◆ Supplied material:
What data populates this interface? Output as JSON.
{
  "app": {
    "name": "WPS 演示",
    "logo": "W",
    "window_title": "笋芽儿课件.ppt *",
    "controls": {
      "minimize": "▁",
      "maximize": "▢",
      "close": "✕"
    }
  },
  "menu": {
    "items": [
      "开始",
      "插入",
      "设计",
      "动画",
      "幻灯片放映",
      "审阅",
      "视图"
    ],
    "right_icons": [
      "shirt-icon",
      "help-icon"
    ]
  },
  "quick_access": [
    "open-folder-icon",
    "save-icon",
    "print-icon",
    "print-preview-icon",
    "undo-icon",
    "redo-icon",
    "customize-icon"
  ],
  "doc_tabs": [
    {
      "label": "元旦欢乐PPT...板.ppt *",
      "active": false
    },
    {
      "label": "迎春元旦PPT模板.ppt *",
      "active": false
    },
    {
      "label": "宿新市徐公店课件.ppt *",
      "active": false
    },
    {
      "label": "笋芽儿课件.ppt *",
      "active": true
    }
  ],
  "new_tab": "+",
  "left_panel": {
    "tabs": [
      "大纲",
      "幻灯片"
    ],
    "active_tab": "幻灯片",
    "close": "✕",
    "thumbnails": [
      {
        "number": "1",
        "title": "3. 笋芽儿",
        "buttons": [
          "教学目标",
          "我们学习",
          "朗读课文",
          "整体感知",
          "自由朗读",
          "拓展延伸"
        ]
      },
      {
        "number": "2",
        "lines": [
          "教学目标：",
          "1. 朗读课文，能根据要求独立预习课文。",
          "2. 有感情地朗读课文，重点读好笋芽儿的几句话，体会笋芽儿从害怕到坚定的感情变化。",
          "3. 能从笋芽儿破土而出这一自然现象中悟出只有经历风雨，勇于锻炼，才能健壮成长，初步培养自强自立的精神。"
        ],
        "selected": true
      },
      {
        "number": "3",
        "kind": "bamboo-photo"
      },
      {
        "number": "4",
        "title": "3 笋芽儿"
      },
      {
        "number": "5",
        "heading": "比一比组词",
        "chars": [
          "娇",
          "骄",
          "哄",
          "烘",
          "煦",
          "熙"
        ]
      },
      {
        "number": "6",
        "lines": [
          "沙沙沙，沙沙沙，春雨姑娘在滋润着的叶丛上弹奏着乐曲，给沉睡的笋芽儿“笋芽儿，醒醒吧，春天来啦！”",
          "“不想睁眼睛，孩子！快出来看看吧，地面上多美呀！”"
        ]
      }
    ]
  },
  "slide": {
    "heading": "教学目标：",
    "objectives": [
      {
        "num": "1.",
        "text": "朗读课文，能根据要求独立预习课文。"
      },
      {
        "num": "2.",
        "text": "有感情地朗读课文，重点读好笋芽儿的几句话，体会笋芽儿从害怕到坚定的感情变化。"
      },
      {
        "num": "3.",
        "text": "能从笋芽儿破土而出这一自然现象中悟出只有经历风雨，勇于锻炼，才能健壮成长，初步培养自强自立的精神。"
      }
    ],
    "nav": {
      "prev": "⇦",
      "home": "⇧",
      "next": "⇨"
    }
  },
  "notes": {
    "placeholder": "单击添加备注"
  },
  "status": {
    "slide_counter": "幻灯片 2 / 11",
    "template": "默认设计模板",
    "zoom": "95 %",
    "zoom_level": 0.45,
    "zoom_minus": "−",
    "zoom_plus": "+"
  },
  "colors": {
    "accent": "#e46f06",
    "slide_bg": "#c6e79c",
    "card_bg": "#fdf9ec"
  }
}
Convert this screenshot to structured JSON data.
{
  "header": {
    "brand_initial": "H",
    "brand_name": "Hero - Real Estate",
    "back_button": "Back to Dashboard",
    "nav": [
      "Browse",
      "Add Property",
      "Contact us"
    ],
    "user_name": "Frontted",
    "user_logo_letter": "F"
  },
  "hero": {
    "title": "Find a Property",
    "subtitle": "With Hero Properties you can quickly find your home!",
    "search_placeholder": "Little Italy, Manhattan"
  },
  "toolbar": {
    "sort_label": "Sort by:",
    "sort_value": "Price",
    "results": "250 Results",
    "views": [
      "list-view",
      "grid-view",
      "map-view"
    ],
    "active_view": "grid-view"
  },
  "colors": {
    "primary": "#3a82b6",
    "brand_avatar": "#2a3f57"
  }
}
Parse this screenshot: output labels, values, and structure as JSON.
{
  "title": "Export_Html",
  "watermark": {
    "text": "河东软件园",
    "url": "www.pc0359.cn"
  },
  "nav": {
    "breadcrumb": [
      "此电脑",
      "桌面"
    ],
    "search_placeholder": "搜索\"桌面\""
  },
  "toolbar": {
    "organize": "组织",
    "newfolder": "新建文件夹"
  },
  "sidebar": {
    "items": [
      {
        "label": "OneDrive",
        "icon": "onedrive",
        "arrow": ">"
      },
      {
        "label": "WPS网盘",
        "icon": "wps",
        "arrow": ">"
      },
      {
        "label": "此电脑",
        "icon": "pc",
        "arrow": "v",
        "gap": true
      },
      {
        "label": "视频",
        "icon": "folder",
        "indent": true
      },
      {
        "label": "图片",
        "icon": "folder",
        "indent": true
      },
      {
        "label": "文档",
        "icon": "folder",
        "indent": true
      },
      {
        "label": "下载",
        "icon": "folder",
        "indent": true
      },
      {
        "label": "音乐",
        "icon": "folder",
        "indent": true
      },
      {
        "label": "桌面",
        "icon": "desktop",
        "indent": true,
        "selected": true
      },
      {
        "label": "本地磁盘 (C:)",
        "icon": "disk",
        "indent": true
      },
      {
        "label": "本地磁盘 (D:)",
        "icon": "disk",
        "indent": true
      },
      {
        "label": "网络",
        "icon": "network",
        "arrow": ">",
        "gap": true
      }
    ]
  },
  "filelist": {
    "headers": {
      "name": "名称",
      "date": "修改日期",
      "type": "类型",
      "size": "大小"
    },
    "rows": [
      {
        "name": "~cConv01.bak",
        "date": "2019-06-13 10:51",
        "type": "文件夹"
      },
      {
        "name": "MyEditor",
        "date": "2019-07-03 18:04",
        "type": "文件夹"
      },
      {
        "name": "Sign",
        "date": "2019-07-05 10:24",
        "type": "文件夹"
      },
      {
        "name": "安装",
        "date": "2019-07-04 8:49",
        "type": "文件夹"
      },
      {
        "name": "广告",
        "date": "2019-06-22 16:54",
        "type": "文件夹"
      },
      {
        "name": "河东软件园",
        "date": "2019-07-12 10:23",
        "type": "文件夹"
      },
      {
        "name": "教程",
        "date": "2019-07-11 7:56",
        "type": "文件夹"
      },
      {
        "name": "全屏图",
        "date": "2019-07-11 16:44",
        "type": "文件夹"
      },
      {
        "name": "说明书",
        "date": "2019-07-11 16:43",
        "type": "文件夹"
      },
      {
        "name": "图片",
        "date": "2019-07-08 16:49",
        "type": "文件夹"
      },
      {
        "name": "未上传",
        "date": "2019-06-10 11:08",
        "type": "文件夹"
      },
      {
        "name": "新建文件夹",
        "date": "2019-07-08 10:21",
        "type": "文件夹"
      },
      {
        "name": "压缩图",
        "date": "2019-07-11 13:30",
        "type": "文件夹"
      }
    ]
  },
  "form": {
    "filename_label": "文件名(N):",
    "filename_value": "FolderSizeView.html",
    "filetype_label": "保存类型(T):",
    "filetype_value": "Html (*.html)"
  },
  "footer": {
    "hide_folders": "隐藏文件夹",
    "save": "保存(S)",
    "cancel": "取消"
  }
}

◆ Work to do:
Determine how many lines of the listing above include the word "this", and report that number only.

◆ Result:
3